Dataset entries
----

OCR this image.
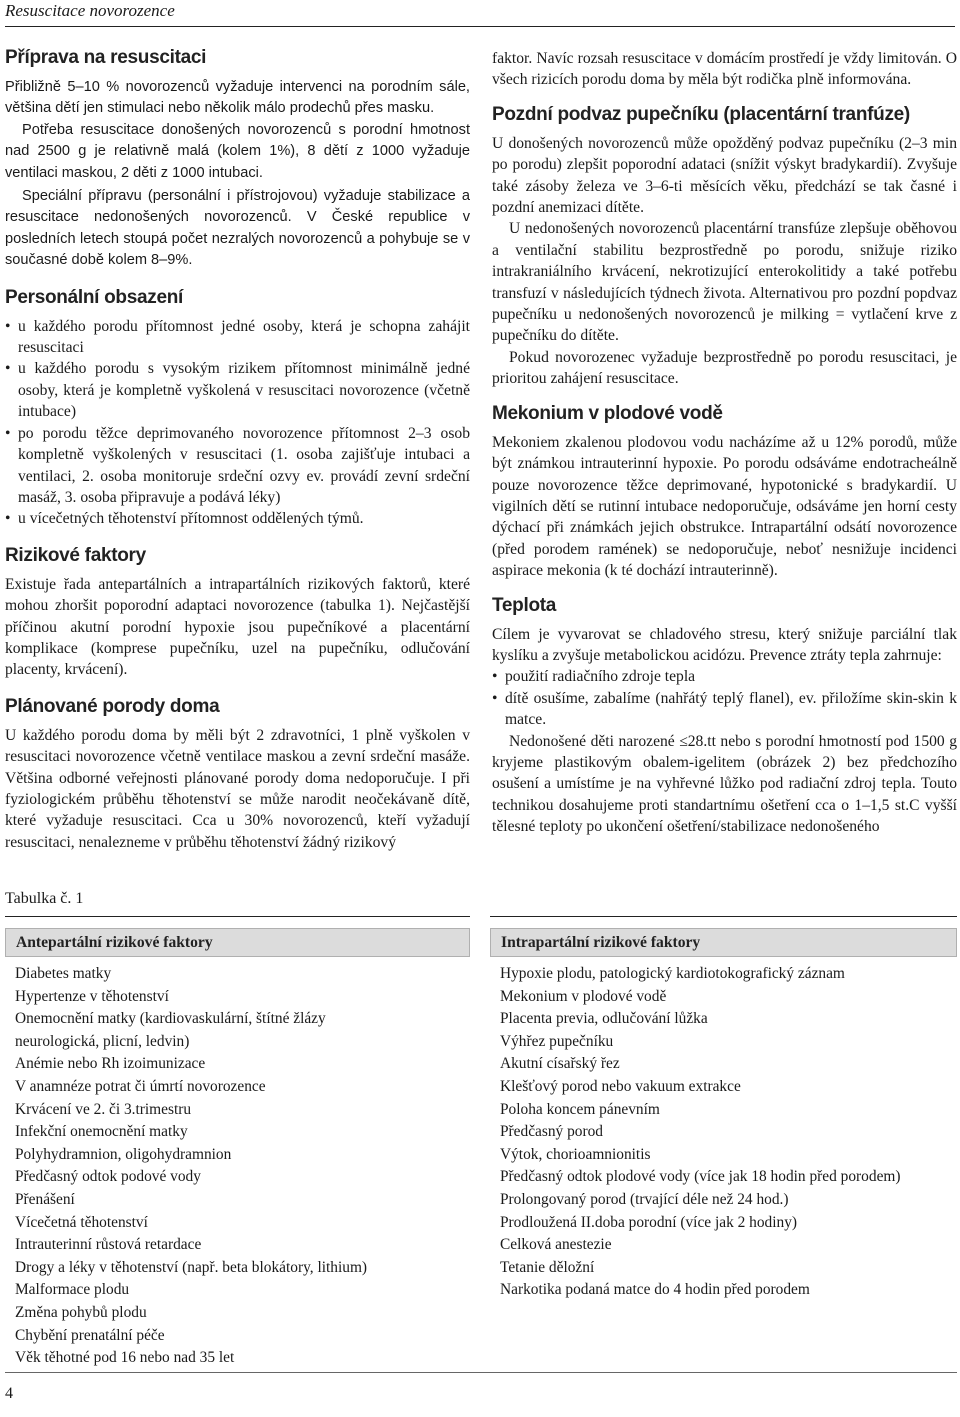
Resuscitace novorozence
Příprava na resuscitaci

Přibližně 5–10 % novorozenců vyžaduje intervenci na porodním sále, většina dětí jen stimulaci nebo několik málo prodechů přes masku.

Potřeba resuscitace donošených novorozenců s porodní hmotnost nad 2500 g je relativně malá (kolem 1%), 8 dětí z 1000 vyžaduje ventilaci maskou, 2 děti z 1000 intubaci.

Speciální přípravu (personální i přístrojovou) vyžaduje stabilizace a resuscitace nedonošených novorozenců. V České republice v posledních letech stoupá počet nezralých novorozenců a pohybuje se v současné době kolem 8–9%.

Personální obsazení
• u každého porodu přítomnost jedné osoby, která je schopna zahájit resuscitaci
• u každého porodu s vysokým rizikem přítomnost minimálně jedné osoby, která je kompletně vyškolená v resuscitaci novorozence (včetně intubace)
• po porodu těžce deprimovaného novorozence přítomnost 2–3 osob kompletně vyškolených v resuscitaci (1. osoba zajišťuje intubaci a ventilaci, 2. osoba monitoruje srdeční ozvy ev. provádí zevní srdeční masáž, 3. osoba připravuje a podává léky)
• u vícečetných těhotenství přítomnost oddělených týmů.
Rizikové faktory

Existuje řada antepartálních a intrapartálních rizikových faktorů, které mohou zhoršit poporodní adaptaci novorozence (tabulka 1). Nejčastější příčinou akutní porodní hypoxie jsou pupečníkové a placentární komplikace (komprese pupečníku, uzel na pupečníku, odlučování placenty, krvácení).

Plánované porody doma

U každého porodu doma by měli být 2 zdravotníci, 1 plně vyškolen v resuscitaci novorozence včetně ventilace maskou a zevní srdeční masáže. Většina odborné veřejnosti plánované porody doma nedoporučuje. I při fyziologickém průběhu těhotenství se může narodit neočekávaně dítě, které vyžaduje resuscitaci. Cca u 30% novorozenců, kteří vyžadují resuscitaci, nenalezneme v průběhu těhotenství žádný rizikový

faktor. Navíc rozsah resuscitace v domácím prostředí je vždy limitován. O všech rizicích porodu doma by měla být rodička plně informována.

Pozdní podvaz pupečníku (placentární tranfúze)

U donošených novorozenců může opožděný podvaz pupečníku (2–3 min po porodu) zlepšit poporodní adataci (snížit výskyt bradykardií). Zvyšuje také zásoby železa ve 3–6-ti měsících věku, předchází se tak časné i pozdní anemizaci dítěte.

U nedonošených novorozenců placentární transfúze zlepšuje oběhovou a ventilační stabilitu bezprostředně po porodu, snižuje riziko intrakraniálního krvácení, nekrotizující enterokolitidy a také potřebu transfuzí v následujících týdnech života. Alternativou pro pozdní popdvaz pupečníku u nedonošených novorozenců je milking = vytlačení krve z pupečníku do dítěte.

Pokud novorozenec vyžaduje bezprostředně po porodu resuscitaci, je prioritou zahájení resuscitace.

Mekonium v plodové vodě

Mekoniem zkalenou plodovou vodu nacházíme až u 12% porodů, může být známkou intrauterinní hypoxie. Po porodu odsáváme endotracheálně pouze novorozence těžce deprimované, hypotonické s bradykardií. U vigilních dětí se rutinní intubace nedoporučuje, odsáváme jen horní cesty dýchací při známkách jejich obstrukce. Intrapartální odsátí novorozence (před porodem ramének) se nedoporučuje, neboť nesnižuje incidenci aspirace mekonia (k té dochází intrauterinně).

Teplota

Cílem je vyvarovat se chladového stresu, který snižuje parciální tlak kyslíku a zvyšuje metabolickou acidózu. Prevence ztráty tepla zahrnuje:

• použití radiačního zdroje tepla
• dítě osušíme, zabalíme (nahřátý teplý flanel), ev. přiložíme skin-skin k matce.

Nedonošené děti narozené ≤28.tt nebo s porodní hmotností pod 1500 g kryjeme plastikovým obalem-igelitem (obrázek 2) bez předchozího osušení a umístíme je na vyhřevné lůžko pod radiační zdroj tepla. Touto technikou dosahujeme proti standartnímu ošetření cca o 1–1,5 st.C vyšší tělesné teploty po ukončení ošetření/stabilizace nedonošeného

Tabulka č. 1
Antepartální rizikové faktory
Diabetes matky
Hypertenze v těhotenství
Onemocnění matky (kardiovaskulární, štítné žlázy
neurologická, plicní, ledvin)
Anémie nebo Rh izoimunizace
V anamnéze potrat či úmrtí novorozence
Krvácení ve 2. či 3.trimestru
Infekční onemocnění matky
Polyhydramnion, oligohydramnion
Předčasný odtok podové vody
Přenášení
Vícečetná těhotenství
Intrauterinní růstová retardace
Drogy a léky v těhotenství (např. beta blokátory, lithium)
Malformace plodu
Změna pohybů plodu
Chybění prenatální péče
Věk těhotné pod 16 nebo nad 35 let
Intrapartální rizikové faktory
Hypoxie plodu, patologický kardiotokografický záznam
Mekonium v plodové vodě
Placenta previa, odlučování lůžka
Výhřez pupečníku
Akutní císařský řez
Klešťový porod nebo vakuum extrakce
Poloha koncem pánevním
Předčasný porod
Výtok, chorioamnionitis
Předčasný odtok plodové vody (více jak 18 hodin před porodem)
Prolongovaný porod (trvající déle než 24 hod.)
Prodloužená II.doba porodní (více jak 2 hodiny)
Celková anestezie
Tetanie děložní
Narkotika podaná matce do 4 hodin před porodem
4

----

Images do not belong in the copy; reproduce all other parts of the records above verbatim.

OCR this image.
Resuscitace novorozence
Příprava na resuscitaci

Přibližně 5–10 % novorozenců vyžaduje intervenci na porodním sále, většina dětí jen stimulaci nebo několik málo prodechů přes masku.

Potřeba resuscitace donošených novorozenců s porodní hmotnost nad 2500 g je relativně malá (kolem 1%), 8 dětí z 1000 vyžaduje ventilaci maskou, 2 děti z 1000 intubaci.

Speciální přípravu (personální i přístrojovou) vyžaduje stabilizace a resuscitace nedonošených novorozenců. V České republice v posledních letech stoupá počet nezralých novorozenců a pohybuje se v současné době kolem 8–9%.

Personální obsazení
• u každého porodu přítomnost jedné osoby, která je schopna zahájit resuscitaci
• u každého porodu s vysokým rizikem přítomnost minimálně jedné osoby, která je kompletně vyškolená v resuscitaci novorozence (včetně intubace)
• po porodu těžce deprimovaného novorozence přítomnost 2–3 osob kompletně vyškolených v resuscitaci (1. osoba zajišťuje intubaci a ventilaci, 2. osoba monitoruje srdeční ozvy ev. provádí zevní srdeční masáž, 3. osoba připravuje a podává léky)
• u vícečetných těhotenství přítomnost oddělených týmů.
Rizikové faktory

Existuje řada antepartálních a intrapartálních rizikových faktorů, které mohou zhoršit poporodní adaptaci novorozence (tabulka 1). Nejčastější příčinou akutní porodní hypoxie jsou pupečníkové a placentární komplikace (komprese pupečníku, uzel na pupečníku, odlučování placenty, krvácení).

Plánované porody doma

U každého porodu doma by měli být 2 zdravotníci, 1 plně vyškolen v resuscitaci novorozence včetně ventilace maskou a zevní srdeční masáže. Většina odborné veřejnosti plánované porody doma nedoporučuje. I při fyziologickém průběhu těhotenství se může narodit neočekávaně dítě, které vyžaduje resuscitaci. Cca u 30% novorozenců, kteří vyžadují resuscitaci, nenalezneme v průběhu těhotenství žádný rizikový

faktor. Navíc rozsah resuscitace v domácím prostředí je vždy limitován. O všech rizicích porodu doma by měla být rodička plně informována.

Pozdní podvaz pupečníku (placentární tranfúze)

U donošených novorozenců může opožděný podvaz pupečníku (2–3 min po porodu) zlepšit poporodní adataci (snížit výskyt bradykardií). Zvyšuje také zásoby železa ve 3–6-ti měsících věku, předchází se tak časné i pozdní anemizaci dítěte.

U nedonošených novorozenců placentární transfúze zlepšuje oběhovou a ventilační stabilitu bezprostředně po porodu, snižuje riziko intrakraniálního krvácení, nekrotizující enterokolitidy a také potřebu transfuzí v následujících týdnech života. Alternativou pro pozdní popdvaz pupečníku u nedonošených novorozenců je milking = vytlačení krve z pupečníku do dítěte.

Pokud novorozenec vyžaduje bezprostředně po porodu resuscitaci, je prioritou zahájení resuscitace.

Mekonium v plodové vodě

Mekoniem zkalenou plodovou vodu nacházíme až u 12% porodů, může být známkou intrauterinní hypoxie. Po porodu odsáváme endotracheálně pouze novorozence těžce deprimované, hypotonické s bradykardií. U vigilních dětí se rutinní intubace nedoporučuje, odsáváme jen horní cesty dýchací při známkách jejich obstrukce. Intrapartální odsátí novorozence (před porodem ramének) se nedoporučuje, neboť nesnižuje incidenci aspirace mekonia (k té dochází intrauterinně).

Teplota

Cílem je vyvarovat se chladového stresu, který snižuje parciální tlak kyslíku a zvyšuje metabolickou acidózu. Prevence ztráty tepla zahrnuje:

• použití radiačního zdroje tepla
• dítě osušíme, zabalíme (nahřátý teplý flanel), ev. přiložíme skin-skin k matce.

Nedonošené děti narozené ≤28.tt nebo s porodní hmotností pod 1500 g kryjeme plastikovým obalem-igelitem (obrázek 2) bez předchozího osušení a umístíme je na vyhřevné lůžko pod radiační zdroj tepla. Touto technikou dosahujeme proti standartnímu ošetření cca o 1–1,5 st.C vyšší tělesné teploty po ukončení ošetření/stabilizace nedonošeného

Tabulka č. 1
Antepartální rizikové faktory
Diabetes matky
Hypertenze v těhotenství
Onemocnění matky (kardiovaskulární, štítné žlázy
neurologická, plicní, ledvin)
Anémie nebo Rh izoimunizace
V anamnéze potrat či úmrtí novorozence
Krvácení ve 2. či 3.trimestru
Infekční onemocnění matky
Polyhydramnion, oligohydramnion
Předčasný odtok podové vody
Přenášení
Vícečetná těhotenství
Intrauterinní růstová retardace
Drogy a léky v těhotenství (např. beta blokátory, lithium)
Malformace plodu
Změna pohybů plodu
Chybění prenatální péče
Věk těhotné pod 16 nebo nad 35 let
Intrapartální rizikové faktory
Hypoxie plodu, patologický kardiotokografický záznam
Mekonium v plodové vodě
Placenta previa, odlučování lůžka
Výhřez pupečníku
Akutní císařský řez
Klešťový porod nebo vakuum extrakce
Poloha koncem pánevním
Předčasný porod
Výtok, chorioamnionitis
Předčasný odtok plodové vody (více jak 18 hodin před porodem)
Prolongovaný porod (trvající déle než 24 hod.)
Prodloužená II.doba porodní (více jak 2 hodiny)
Celková anestezie
Tetanie děložní
Narkotika podaná matce do 4 hodin před porodem
4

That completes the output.